** What this task involves **
Extract every line of the items below, reproducing each one character for character, and leave the pictures out of your answer.

** Provided data **
--- --- ---

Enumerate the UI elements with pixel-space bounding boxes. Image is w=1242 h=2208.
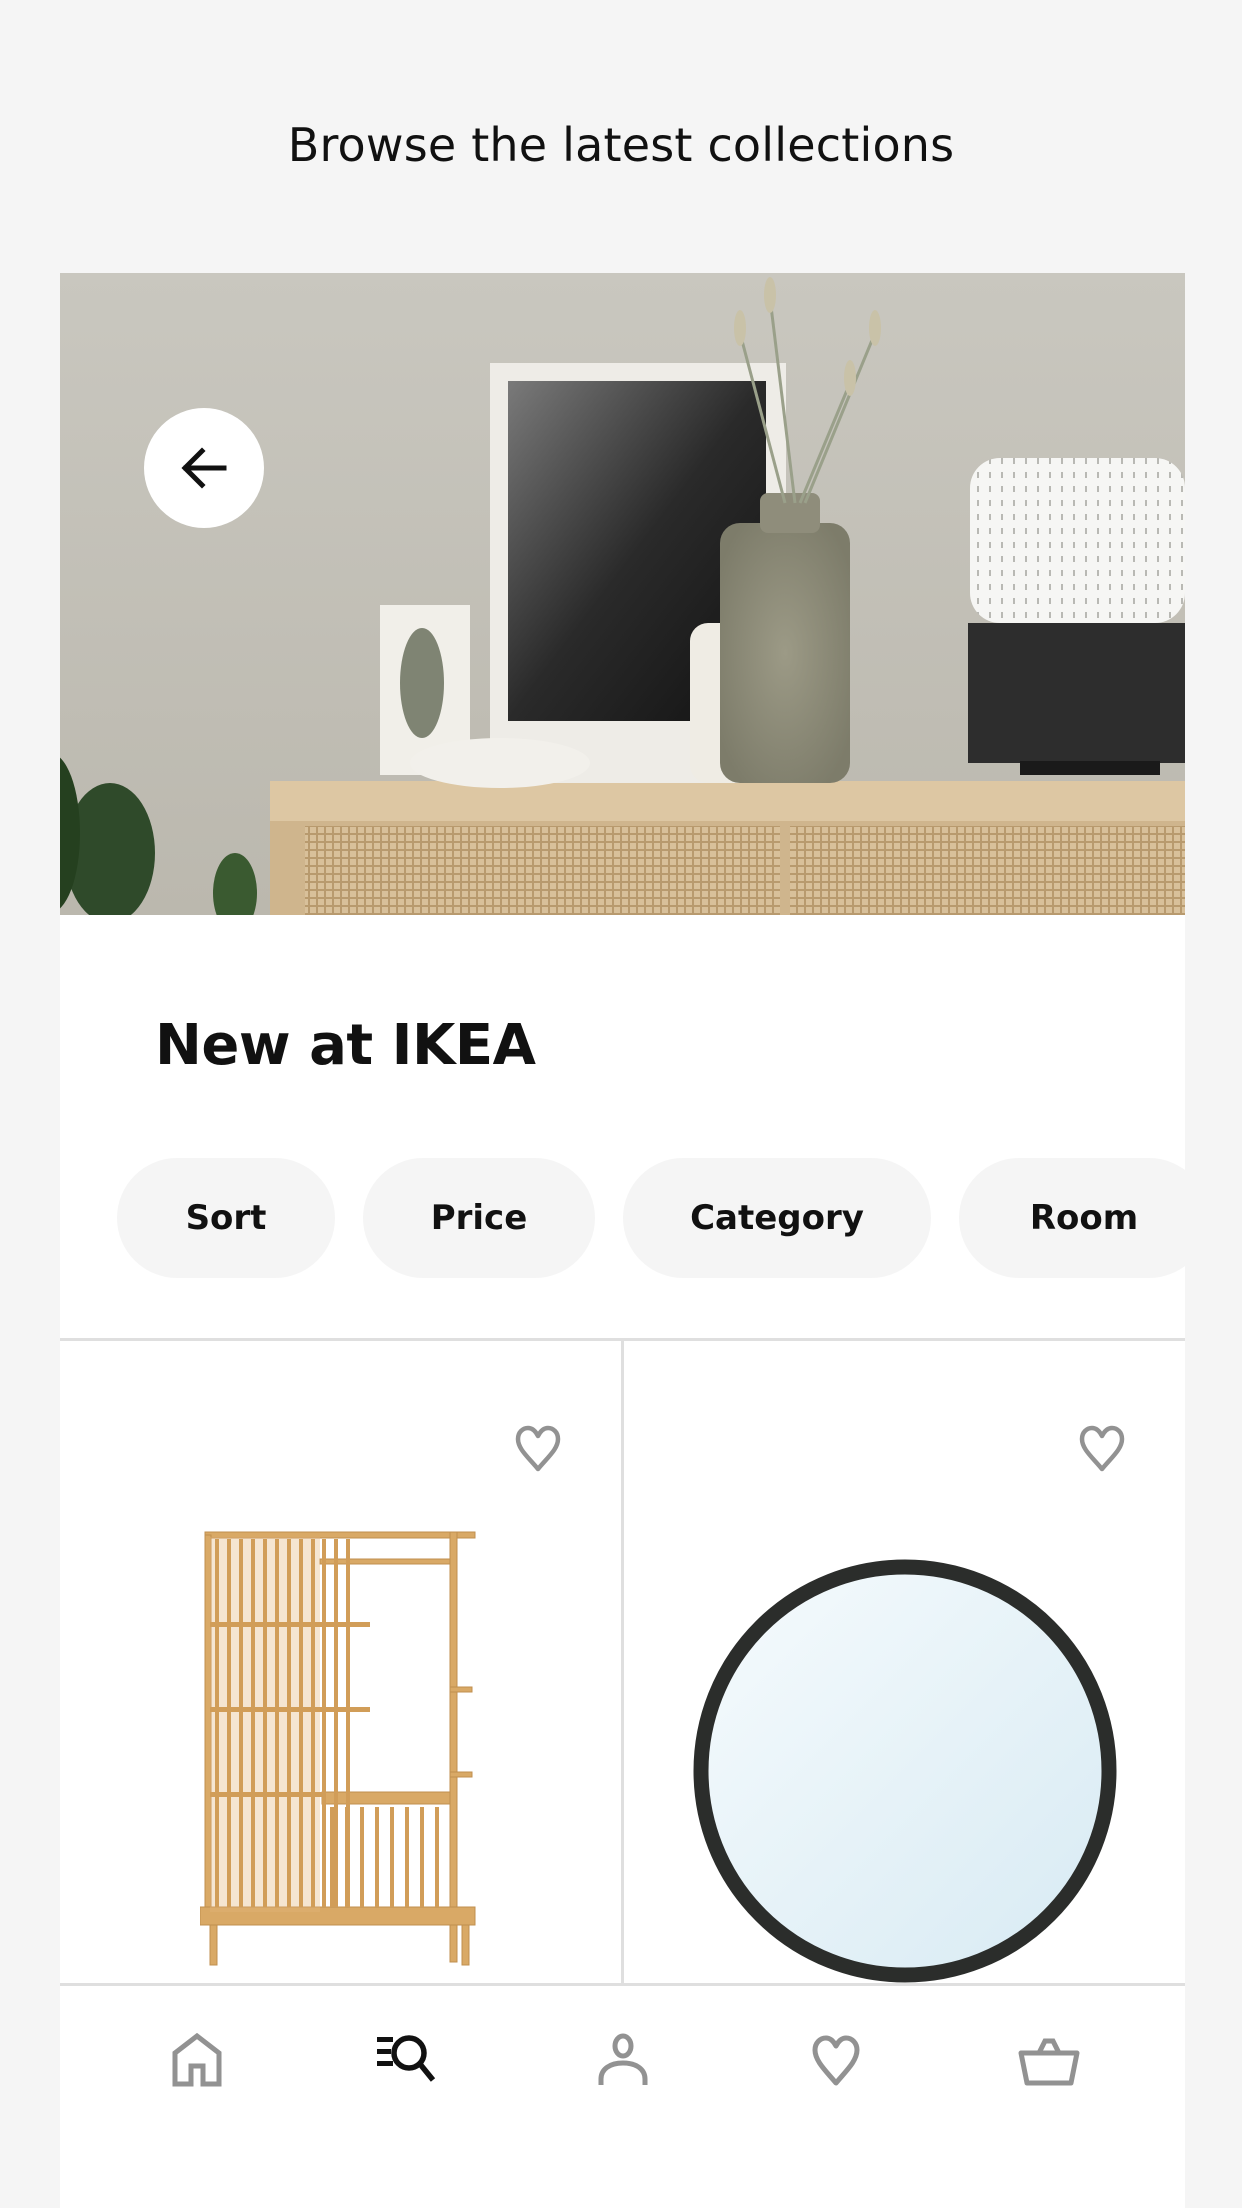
filter-category[interactable]: Category xyxy=(623,1158,931,1278)
page-title: Browse the latest collections xyxy=(287,118,955,172)
nav-cart[interactable] xyxy=(989,1986,1109,2136)
nav-home[interactable] xyxy=(137,1986,257,2136)
nav-profile[interactable] xyxy=(563,1986,683,2136)
bottom-nav xyxy=(60,1986,1185,2208)
favorite-button[interactable] xyxy=(510,1421,566,1477)
heart-icon xyxy=(812,2035,859,2086)
wardrobe-image xyxy=(200,1531,476,1966)
scroll-gutter xyxy=(1185,273,1242,2208)
back-arrow-icon xyxy=(181,447,227,489)
favorite-button[interactable] xyxy=(1074,1421,1130,1477)
hero-illustration xyxy=(60,273,1185,915)
filter-sort[interactable]: Sort xyxy=(117,1158,335,1278)
back-button[interactable] xyxy=(144,408,264,528)
nav-search[interactable] xyxy=(350,1986,470,2136)
home-icon xyxy=(172,2033,221,2087)
filter-price[interactable]: Price xyxy=(363,1158,595,1278)
heart-outline-icon xyxy=(515,1425,561,1472)
basket-icon xyxy=(1018,2038,1079,2086)
search-list-icon xyxy=(376,2035,435,2082)
product-card[interactable] xyxy=(60,1341,621,1983)
hero-image[interactable] xyxy=(60,273,1185,915)
section-title: New at IKEA xyxy=(155,1013,536,1078)
heart-outline-icon xyxy=(1079,1425,1125,1472)
filter-chips: Sort Price Category Room xyxy=(117,1158,1185,1278)
page: Browse the latest collections New at IKE… xyxy=(0,0,1242,2208)
nav-favorites[interactable] xyxy=(776,1986,896,2136)
filter-room[interactable]: Room xyxy=(959,1158,1185,1278)
mirror-image xyxy=(693,1559,1117,1983)
collection-card: New at IKEA Sort Price Category Room xyxy=(60,273,1185,2208)
product-card[interactable] xyxy=(624,1341,1185,1983)
person-icon xyxy=(598,2033,647,2085)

--- --- ---

** Solution for this exercise **
Enumerate the UI elements with pixel-space bounding boxes. Image is w=1242 h=2208.
filter-category[interactable]: Category xyxy=(623,1158,931,1278)
page-title: Browse the latest collections xyxy=(287,118,955,172)
nav-cart[interactable] xyxy=(989,1986,1109,2136)
nav-home[interactable] xyxy=(137,1986,257,2136)
nav-profile[interactable] xyxy=(563,1986,683,2136)
bottom-nav xyxy=(60,1986,1185,2208)
favorite-button[interactable] xyxy=(510,1421,566,1477)
heart-icon xyxy=(812,2035,859,2086)
wardrobe-image xyxy=(200,1531,476,1966)
scroll-gutter xyxy=(1185,273,1242,2208)
back-arrow-icon xyxy=(181,447,227,489)
favorite-button[interactable] xyxy=(1074,1421,1130,1477)
hero-illustration xyxy=(60,273,1185,915)
filter-sort[interactable]: Sort xyxy=(117,1158,335,1278)
back-button[interactable] xyxy=(144,408,264,528)
nav-search[interactable] xyxy=(350,1986,470,2136)
home-icon xyxy=(172,2033,221,2087)
filter-price[interactable]: Price xyxy=(363,1158,595,1278)
heart-outline-icon xyxy=(515,1425,561,1472)
basket-icon xyxy=(1018,2038,1079,2086)
search-list-icon xyxy=(376,2035,435,2082)
product-card[interactable] xyxy=(60,1341,621,1983)
hero-image[interactable] xyxy=(60,273,1185,915)
section-title: New at IKEA xyxy=(155,1013,536,1078)
heart-outline-icon xyxy=(1079,1425,1125,1472)
filter-chips: Sort Price Category Room xyxy=(117,1158,1185,1278)
page: Browse the latest collections New at IKE… xyxy=(0,0,1242,2208)
nav-favorites[interactable] xyxy=(776,1986,896,2136)
filter-room[interactable]: Room xyxy=(959,1158,1185,1278)
mirror-image xyxy=(693,1559,1117,1983)
collection-card: New at IKEA Sort Price Category Room xyxy=(60,273,1185,2208)
product-card[interactable] xyxy=(624,1341,1185,1983)
person-icon xyxy=(598,2033,647,2085)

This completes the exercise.